---- Provided records
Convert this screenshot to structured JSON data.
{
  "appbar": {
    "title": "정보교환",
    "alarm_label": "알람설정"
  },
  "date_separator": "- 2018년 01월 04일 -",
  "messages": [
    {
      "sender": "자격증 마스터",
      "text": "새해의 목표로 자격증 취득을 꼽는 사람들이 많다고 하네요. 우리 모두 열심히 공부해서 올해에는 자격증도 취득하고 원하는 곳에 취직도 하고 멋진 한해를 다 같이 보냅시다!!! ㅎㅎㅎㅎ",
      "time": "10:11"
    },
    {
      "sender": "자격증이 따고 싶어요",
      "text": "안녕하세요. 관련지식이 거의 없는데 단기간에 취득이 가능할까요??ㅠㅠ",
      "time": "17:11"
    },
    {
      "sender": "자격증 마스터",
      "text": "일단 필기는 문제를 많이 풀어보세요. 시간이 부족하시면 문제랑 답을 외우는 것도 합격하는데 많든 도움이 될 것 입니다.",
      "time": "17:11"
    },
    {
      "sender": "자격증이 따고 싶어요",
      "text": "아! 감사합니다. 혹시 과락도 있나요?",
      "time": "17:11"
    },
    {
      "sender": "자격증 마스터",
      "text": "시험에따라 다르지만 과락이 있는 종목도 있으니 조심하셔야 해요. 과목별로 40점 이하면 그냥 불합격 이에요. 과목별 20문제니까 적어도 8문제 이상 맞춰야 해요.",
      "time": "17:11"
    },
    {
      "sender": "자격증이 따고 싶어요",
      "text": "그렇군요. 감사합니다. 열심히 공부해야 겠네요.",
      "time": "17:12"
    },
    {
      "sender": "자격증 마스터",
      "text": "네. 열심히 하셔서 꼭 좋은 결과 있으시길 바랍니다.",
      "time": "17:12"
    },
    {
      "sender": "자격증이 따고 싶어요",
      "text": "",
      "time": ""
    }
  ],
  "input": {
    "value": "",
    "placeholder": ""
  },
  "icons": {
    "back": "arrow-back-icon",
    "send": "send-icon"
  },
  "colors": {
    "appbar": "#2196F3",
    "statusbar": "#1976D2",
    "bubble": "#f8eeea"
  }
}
--------
**Task to carry out**
Can you give every line above again, exactly as written?

**Solution to this problem**
Convert this screenshot to structured JSON data.
{
  "appbar": {
    "title": "정보교환",
    "alarm_label": "알람설정"
  },
  "date_separator": "- 2018년 01월 04일 -",
  "messages": [
    {
      "sender": "자격증 마스터",
      "text": "새해의 목표로 자격증 취득을 꼽는 사람들이 많다고 하네요. 우리 모두 열심히 공부해서 올해에는 자격증도 취득하고 원하는 곳에 취직도 하고 멋진 한해를 다 같이 보냅시다!!! ㅎㅎㅎㅎ",
      "time": "10:11"
    },
    {
      "sender": "자격증이 따고 싶어요",
      "text": "안녕하세요. 관련지식이 거의 없는데 단기간에 취득이 가능할까요??ㅠㅠ",
      "time": "17:11"
    },
    {
      "sender": "자격증 마스터",
      "text": "일단 필기는 문제를 많이 풀어보세요. 시간이 부족하시면 문제랑 답을 외우는 것도 합격하는데 많든 도움이 될 것 입니다.",
      "time": "17:11"
    },
    {
      "sender": "자격증이 따고 싶어요",
      "text": "아! 감사합니다. 혹시 과락도 있나요?",
      "time": "17:11"
    },
    {
      "sender": "자격증 마스터",
      "text": "시험에따라 다르지만 과락이 있는 종목도 있으니 조심하셔야 해요. 과목별로 40점 이하면 그냥 불합격 이에요. 과목별 20문제니까 적어도 8문제 이상 맞춰야 해요.",
      "time": "17:11"
    },
    {
      "sender": "자격증이 따고 싶어요",
      "text": "그렇군요. 감사합니다. 열심히 공부해야 겠네요.",
      "time": "17:12"
    },
    {
      "sender": "자격증 마스터",
      "text": "네. 열심히 하셔서 꼭 좋은 결과 있으시길 바랍니다.",
      "time": "17:12"
    },
    {
      "sender": "자격증이 따고 싶어요",
      "text": "",
      "time": ""
    }
  ],
  "input": {
    "value": "",
    "placeholder": ""
  },
  "icons": {
    "back": "arrow-back-icon",
    "send": "send-icon"
  },
  "colors": {
    "appbar": "#2196F3",
    "statusbar": "#1976D2",
    "bubble": "#f8eeea"
  }
}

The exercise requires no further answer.